** start of Dataset content **

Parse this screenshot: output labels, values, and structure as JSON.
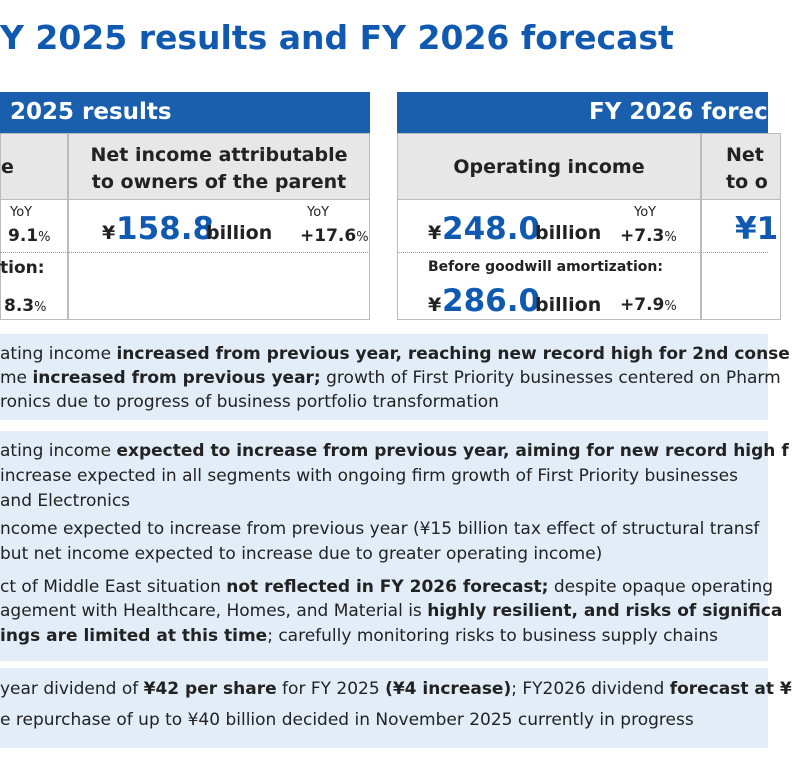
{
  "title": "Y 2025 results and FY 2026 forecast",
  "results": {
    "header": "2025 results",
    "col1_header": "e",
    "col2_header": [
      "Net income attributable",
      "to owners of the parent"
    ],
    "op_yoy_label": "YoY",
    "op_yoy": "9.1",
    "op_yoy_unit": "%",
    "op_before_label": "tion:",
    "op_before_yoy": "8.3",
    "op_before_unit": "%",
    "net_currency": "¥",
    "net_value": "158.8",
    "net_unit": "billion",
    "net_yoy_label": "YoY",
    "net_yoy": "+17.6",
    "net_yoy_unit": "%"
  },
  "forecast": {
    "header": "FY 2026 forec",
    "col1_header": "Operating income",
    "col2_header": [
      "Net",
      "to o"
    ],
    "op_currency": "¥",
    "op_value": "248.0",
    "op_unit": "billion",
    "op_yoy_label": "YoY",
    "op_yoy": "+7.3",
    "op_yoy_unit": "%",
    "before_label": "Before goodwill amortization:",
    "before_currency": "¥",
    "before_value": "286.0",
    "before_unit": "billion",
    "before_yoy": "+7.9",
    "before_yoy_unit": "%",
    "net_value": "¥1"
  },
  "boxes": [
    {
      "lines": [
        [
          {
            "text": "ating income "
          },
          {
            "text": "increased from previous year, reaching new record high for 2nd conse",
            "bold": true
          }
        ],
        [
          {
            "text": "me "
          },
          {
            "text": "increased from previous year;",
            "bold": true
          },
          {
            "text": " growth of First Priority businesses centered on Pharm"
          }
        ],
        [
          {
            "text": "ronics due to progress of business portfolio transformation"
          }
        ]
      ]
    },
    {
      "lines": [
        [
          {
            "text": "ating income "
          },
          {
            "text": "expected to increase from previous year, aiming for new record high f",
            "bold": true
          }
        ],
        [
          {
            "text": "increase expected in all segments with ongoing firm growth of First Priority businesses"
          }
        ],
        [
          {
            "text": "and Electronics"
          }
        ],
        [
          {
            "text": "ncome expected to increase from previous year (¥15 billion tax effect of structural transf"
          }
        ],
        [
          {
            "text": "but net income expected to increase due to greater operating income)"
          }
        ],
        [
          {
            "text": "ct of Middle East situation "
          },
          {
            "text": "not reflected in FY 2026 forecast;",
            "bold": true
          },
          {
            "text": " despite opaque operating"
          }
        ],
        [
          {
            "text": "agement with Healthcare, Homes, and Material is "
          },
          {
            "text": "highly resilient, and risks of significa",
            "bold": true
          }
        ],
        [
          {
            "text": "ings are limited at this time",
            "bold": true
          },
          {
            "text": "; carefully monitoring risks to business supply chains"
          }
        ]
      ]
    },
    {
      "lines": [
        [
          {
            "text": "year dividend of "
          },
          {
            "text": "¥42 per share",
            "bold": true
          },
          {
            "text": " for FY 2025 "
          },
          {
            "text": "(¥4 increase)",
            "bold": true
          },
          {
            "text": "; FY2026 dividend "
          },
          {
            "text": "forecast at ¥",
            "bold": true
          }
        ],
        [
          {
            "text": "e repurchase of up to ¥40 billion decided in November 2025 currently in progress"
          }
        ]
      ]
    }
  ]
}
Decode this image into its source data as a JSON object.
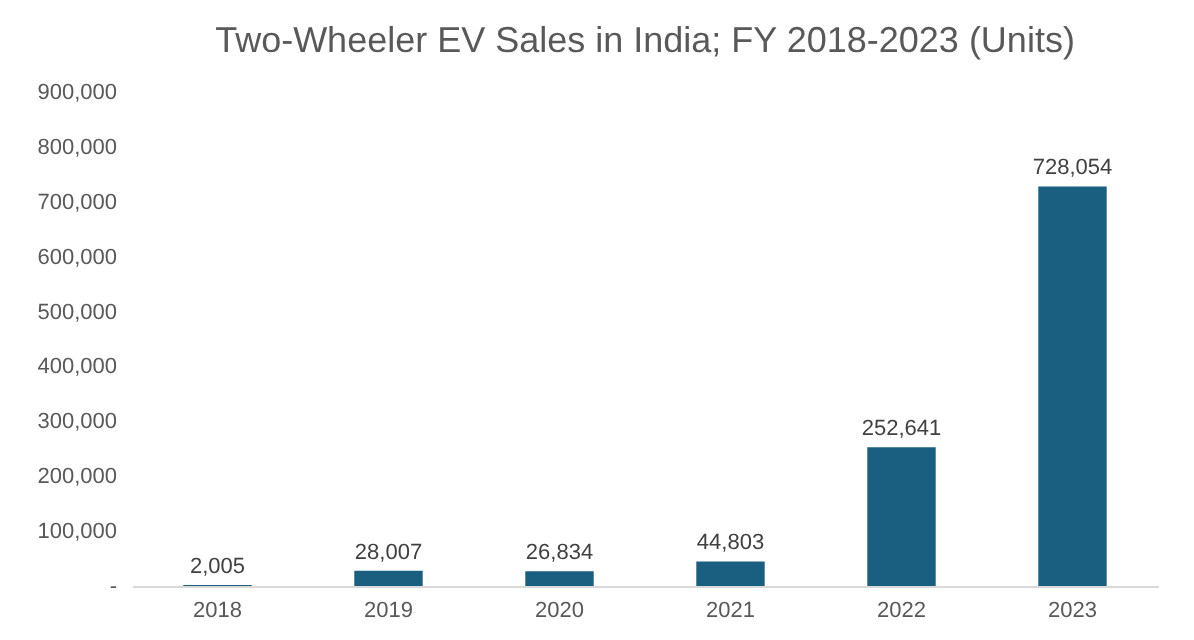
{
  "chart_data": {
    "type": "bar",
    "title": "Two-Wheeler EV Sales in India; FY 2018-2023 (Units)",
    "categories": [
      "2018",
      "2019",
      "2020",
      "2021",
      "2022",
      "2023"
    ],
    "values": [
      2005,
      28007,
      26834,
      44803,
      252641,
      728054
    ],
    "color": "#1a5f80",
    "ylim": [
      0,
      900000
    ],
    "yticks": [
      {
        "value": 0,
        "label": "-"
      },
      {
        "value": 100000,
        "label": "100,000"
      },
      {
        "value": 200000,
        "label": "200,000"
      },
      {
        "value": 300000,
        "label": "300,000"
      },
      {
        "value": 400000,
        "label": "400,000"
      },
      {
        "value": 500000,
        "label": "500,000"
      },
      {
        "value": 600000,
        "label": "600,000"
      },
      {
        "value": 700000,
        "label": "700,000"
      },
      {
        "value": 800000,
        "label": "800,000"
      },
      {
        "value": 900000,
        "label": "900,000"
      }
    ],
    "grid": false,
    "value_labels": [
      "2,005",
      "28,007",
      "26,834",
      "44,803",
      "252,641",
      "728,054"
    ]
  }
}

** end of Dataset content **

Identify all lines in the records above with the word "Priority".

            "text": " growth of First Priority businesses centered on Pharm"
            "text": "increase expected in all segments with ongoing firm growth of First Priority businesses"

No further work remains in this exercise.